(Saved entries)
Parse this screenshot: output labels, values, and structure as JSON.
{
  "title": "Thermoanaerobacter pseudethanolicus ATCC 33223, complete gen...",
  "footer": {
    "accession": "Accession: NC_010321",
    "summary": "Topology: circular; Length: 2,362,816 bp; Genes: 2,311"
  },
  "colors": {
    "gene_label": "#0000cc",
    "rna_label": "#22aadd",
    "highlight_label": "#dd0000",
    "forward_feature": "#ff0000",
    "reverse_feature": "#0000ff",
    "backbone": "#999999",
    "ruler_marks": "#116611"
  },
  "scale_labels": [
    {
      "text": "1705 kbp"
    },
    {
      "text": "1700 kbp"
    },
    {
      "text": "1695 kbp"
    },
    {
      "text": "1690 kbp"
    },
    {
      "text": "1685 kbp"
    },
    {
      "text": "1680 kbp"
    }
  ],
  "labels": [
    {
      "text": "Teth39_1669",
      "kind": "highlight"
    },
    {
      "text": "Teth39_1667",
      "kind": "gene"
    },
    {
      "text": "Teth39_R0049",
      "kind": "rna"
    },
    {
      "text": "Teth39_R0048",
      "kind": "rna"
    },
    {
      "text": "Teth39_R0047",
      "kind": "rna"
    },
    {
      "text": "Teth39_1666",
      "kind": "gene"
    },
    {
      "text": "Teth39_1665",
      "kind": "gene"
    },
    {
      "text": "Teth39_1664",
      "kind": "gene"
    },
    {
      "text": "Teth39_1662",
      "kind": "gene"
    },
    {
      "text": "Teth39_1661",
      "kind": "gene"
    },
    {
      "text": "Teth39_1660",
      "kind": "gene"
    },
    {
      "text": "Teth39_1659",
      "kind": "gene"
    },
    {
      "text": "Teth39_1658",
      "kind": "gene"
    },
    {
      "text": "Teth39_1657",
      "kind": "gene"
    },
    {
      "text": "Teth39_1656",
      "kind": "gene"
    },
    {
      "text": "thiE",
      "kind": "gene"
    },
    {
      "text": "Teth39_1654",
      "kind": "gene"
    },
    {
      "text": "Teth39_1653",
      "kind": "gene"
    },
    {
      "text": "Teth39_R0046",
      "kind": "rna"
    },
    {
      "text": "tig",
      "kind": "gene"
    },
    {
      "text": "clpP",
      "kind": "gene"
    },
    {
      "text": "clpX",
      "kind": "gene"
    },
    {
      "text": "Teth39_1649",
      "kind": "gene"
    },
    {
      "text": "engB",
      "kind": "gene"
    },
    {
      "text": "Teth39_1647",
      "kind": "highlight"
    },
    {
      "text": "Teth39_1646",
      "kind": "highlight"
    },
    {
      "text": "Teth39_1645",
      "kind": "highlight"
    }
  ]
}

> [Task]
Transcribe the data word for word.

> [Expected output]
Parse this screenshot: output labels, values, and structure as JSON.
{
  "title": "Thermoanaerobacter pseudethanolicus ATCC 33223, complete gen...",
  "footer": {
    "accession": "Accession: NC_010321",
    "summary": "Topology: circular; Length: 2,362,816 bp; Genes: 2,311"
  },
  "colors": {
    "gene_label": "#0000cc",
    "rna_label": "#22aadd",
    "highlight_label": "#dd0000",
    "forward_feature": "#ff0000",
    "reverse_feature": "#0000ff",
    "backbone": "#999999",
    "ruler_marks": "#116611"
  },
  "scale_labels": [
    {
      "text": "1705 kbp"
    },
    {
      "text": "1700 kbp"
    },
    {
      "text": "1695 kbp"
    },
    {
      "text": "1690 kbp"
    },
    {
      "text": "1685 kbp"
    },
    {
      "text": "1680 kbp"
    }
  ],
  "labels": [
    {
      "text": "Teth39_1669",
      "kind": "highlight"
    },
    {
      "text": "Teth39_1667",
      "kind": "gene"
    },
    {
      "text": "Teth39_R0049",
      "kind": "rna"
    },
    {
      "text": "Teth39_R0048",
      "kind": "rna"
    },
    {
      "text": "Teth39_R0047",
      "kind": "rna"
    },
    {
      "text": "Teth39_1666",
      "kind": "gene"
    },
    {
      "text": "Teth39_1665",
      "kind": "gene"
    },
    {
      "text": "Teth39_1664",
      "kind": "gene"
    },
    {
      "text": "Teth39_1662",
      "kind": "gene"
    },
    {
      "text": "Teth39_1661",
      "kind": "gene"
    },
    {
      "text": "Teth39_1660",
      "kind": "gene"
    },
    {
      "text": "Teth39_1659",
      "kind": "gene"
    },
    {
      "text": "Teth39_1658",
      "kind": "gene"
    },
    {
      "text": "Teth39_1657",
      "kind": "gene"
    },
    {
      "text": "Teth39_1656",
      "kind": "gene"
    },
    {
      "text": "thiE",
      "kind": "gene"
    },
    {
      "text": "Teth39_1654",
      "kind": "gene"
    },
    {
      "text": "Teth39_1653",
      "kind": "gene"
    },
    {
      "text": "Teth39_R0046",
      "kind": "rna"
    },
    {
      "text": "tig",
      "kind": "gene"
    },
    {
      "text": "clpP",
      "kind": "gene"
    },
    {
      "text": "clpX",
      "kind": "gene"
    },
    {
      "text": "Teth39_1649",
      "kind": "gene"
    },
    {
      "text": "engB",
      "kind": "gene"
    },
    {
      "text": "Teth39_1647",
      "kind": "highlight"
    },
    {
      "text": "Teth39_1646",
      "kind": "highlight"
    },
    {
      "text": "Teth39_1645",
      "kind": "highlight"
    }
  ]
}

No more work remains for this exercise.